Write the data out again exactly, dropping any images it holds.

● **RECORDS PROVIDED**:
+ + + + +
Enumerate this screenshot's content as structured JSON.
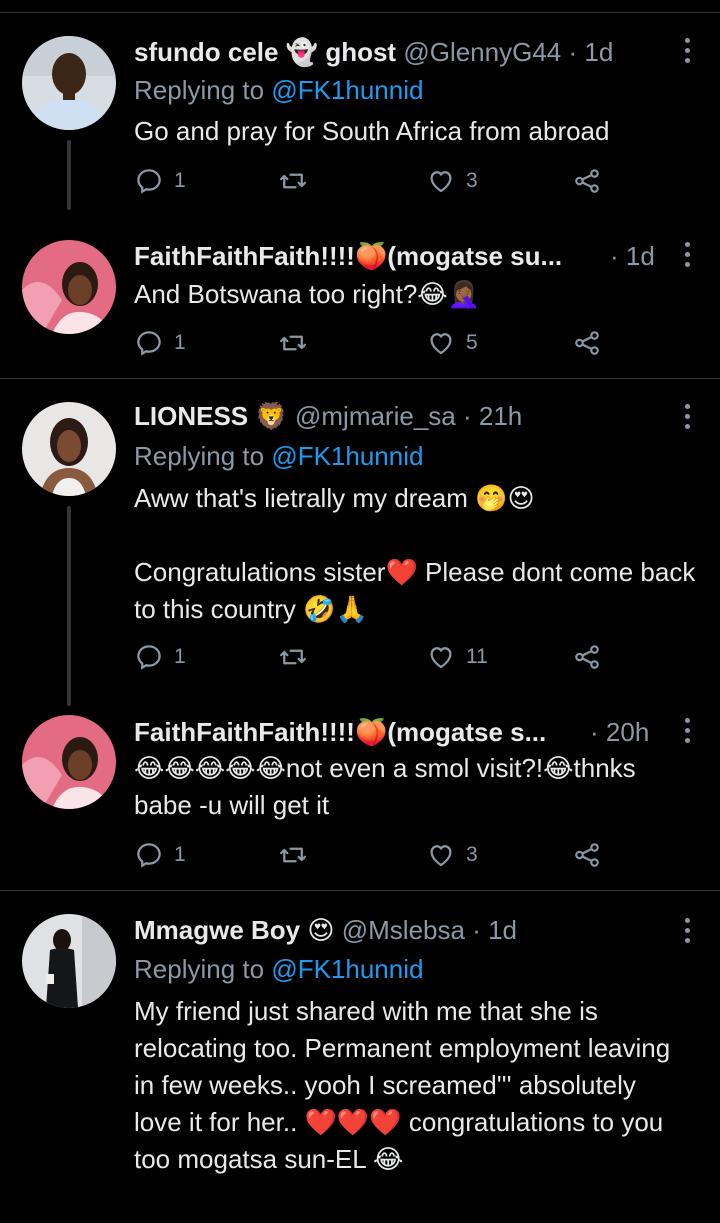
{
  "tweets": [
    {
      "name": "sfundo cele",
      "name_emoji": "👻",
      "name_suffix": "ghost",
      "handle": "@GlennyG44",
      "time": "1d",
      "reply_prefix": "Replying to",
      "reply_to": "@FK1hunnid",
      "body": "Go and pray for South Africa from abroad",
      "reply_count": "1",
      "retweet_count": "",
      "like_count": "3"
    },
    {
      "name": "FaithFaithFaith!!!!🍑(mogatse su...",
      "handle": "",
      "time": "1d",
      "body": "And Botswana too right?😂🤦🏾‍♀️",
      "reply_count": "1",
      "retweet_count": "",
      "like_count": "5"
    },
    {
      "name": "LIONESS",
      "name_emoji": "🦁",
      "handle": "@mjmarie_sa",
      "time": "21h",
      "reply_prefix": "Replying to",
      "reply_to": "@FK1hunnid",
      "body": "Aww that's lietrally my dream 🤭😍\n\nCongratulations sister❤️ Please dont come back to this country 🤣🙏",
      "reply_count": "1",
      "retweet_count": "",
      "like_count": "11"
    },
    {
      "name": "FaithFaithFaith!!!!🍑(mogatse s...",
      "handle": "",
      "time": "20h",
      "body": "😂😂😂😂😂not even a smol visit?!😂thnks babe -u will get it",
      "reply_count": "1",
      "retweet_count": "",
      "like_count": "3"
    },
    {
      "name": "Mmagwe Boy",
      "name_emoji": "😍",
      "handle": "@Mslebsa",
      "time": "1d",
      "reply_prefix": "Replying to",
      "reply_to": "@FK1hunnid",
      "body": "My friend just shared with me that she is relocating too. Permanent employment leaving in few weeks.. yooh I screamed''' absolutely love it for her.. ❤️❤️❤️ congratulations to you too mogatsa sun-EL 😂"
    }
  ],
  "colors": {
    "background": "#000000",
    "text": "#e7e9ea",
    "muted": "#8b98a5",
    "link": "#1d9bf0",
    "divider": "#2f3336"
  },
  "icons": [
    "reply-icon",
    "retweet-icon",
    "like-icon",
    "share-icon",
    "more-icon"
  ]
}
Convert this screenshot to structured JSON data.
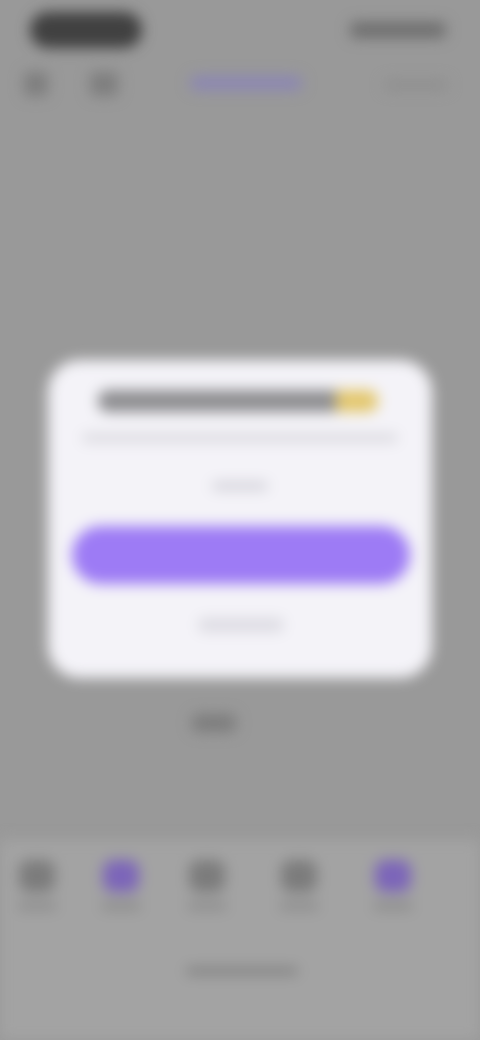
{
  "status_bar": {
    "time": "",
    "indicators": ""
  },
  "header": {
    "title": "",
    "right_action": ""
  },
  "dialog": {
    "title": "",
    "message": "",
    "secondary_text": "",
    "primary_button": "",
    "dismiss_button": ""
  },
  "tabbar": {
    "items": [
      {
        "label": "",
        "icon": "tab-icon"
      },
      {
        "label": "",
        "icon": "tab-icon"
      },
      {
        "label": "",
        "icon": "tab-icon"
      },
      {
        "label": "",
        "icon": "tab-icon"
      },
      {
        "label": "",
        "icon": "tab-icon"
      }
    ]
  },
  "colors": {
    "accent": "#9d7bf5",
    "dialog_bg": "#f4f3f8",
    "overlay": "#999999"
  }
}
+ + + + +
● **THE OUTPUT**:
Enumerate this screenshot's content as structured JSON.
{
  "tweets": [
    {
      "name": "sfundo cele",
      "name_emoji": "👻",
      "name_suffix": "ghost",
      "handle": "@GlennyG44",
      "time": "1d",
      "reply_prefix": "Replying to",
      "reply_to": "@FK1hunnid",
      "body": "Go and pray for South Africa from abroad",
      "reply_count": "1",
      "retweet_count": "",
      "like_count": "3"
    },
    {
      "name": "FaithFaithFaith!!!!🍑(mogatse su...",
      "handle": "",
      "time": "1d",
      "body": "And Botswana too right?😂🤦🏾‍♀️",
      "reply_count": "1",
      "retweet_count": "",
      "like_count": "5"
    },
    {
      "name": "LIONESS",
      "name_emoji": "🦁",
      "handle": "@mjmarie_sa",
      "time": "21h",
      "reply_prefix": "Replying to",
      "reply_to": "@FK1hunnid",
      "body": "Aww that's lietrally my dream 🤭😍\n\nCongratulations sister❤️ Please dont come back to this country 🤣🙏",
      "reply_count": "1",
      "retweet_count": "",
      "like_count": "11"
    },
    {
      "name": "FaithFaithFaith!!!!🍑(mogatse s...",
      "handle": "",
      "time": "20h",
      "body": "😂😂😂😂😂not even a smol visit?!😂thnks babe -u will get it",
      "reply_count": "1",
      "retweet_count": "",
      "like_count": "3"
    },
    {
      "name": "Mmagwe Boy",
      "name_emoji": "😍",
      "handle": "@Mslebsa",
      "time": "1d",
      "reply_prefix": "Replying to",
      "reply_to": "@FK1hunnid",
      "body": "My friend just shared with me that she is relocating too. Permanent employment leaving in few weeks.. yooh I screamed''' absolutely love it for her.. ❤️❤️❤️ congratulations to you too mogatsa sun-EL 😂"
    }
  ],
  "colors": {
    "background": "#000000",
    "text": "#e7e9ea",
    "muted": "#8b98a5",
    "link": "#1d9bf0",
    "divider": "#2f3336"
  },
  "icons": [
    "reply-icon",
    "retweet-icon",
    "like-icon",
    "share-icon",
    "more-icon"
  ]
}
Convert this screenshot to structured JSON data.
{
  "status_bar": {
    "time": "",
    "indicators": ""
  },
  "header": {
    "title": "",
    "right_action": ""
  },
  "dialog": {
    "title": "",
    "message": "",
    "secondary_text": "",
    "primary_button": "",
    "dismiss_button": ""
  },
  "tabbar": {
    "items": [
      {
        "label": "",
        "icon": "tab-icon"
      },
      {
        "label": "",
        "icon": "tab-icon"
      },
      {
        "label": "",
        "icon": "tab-icon"
      },
      {
        "label": "",
        "icon": "tab-icon"
      },
      {
        "label": "",
        "icon": "tab-icon"
      }
    ]
  },
  "colors": {
    "accent": "#9d7bf5",
    "dialog_bg": "#f4f3f8",
    "overlay": "#999999"
  }
}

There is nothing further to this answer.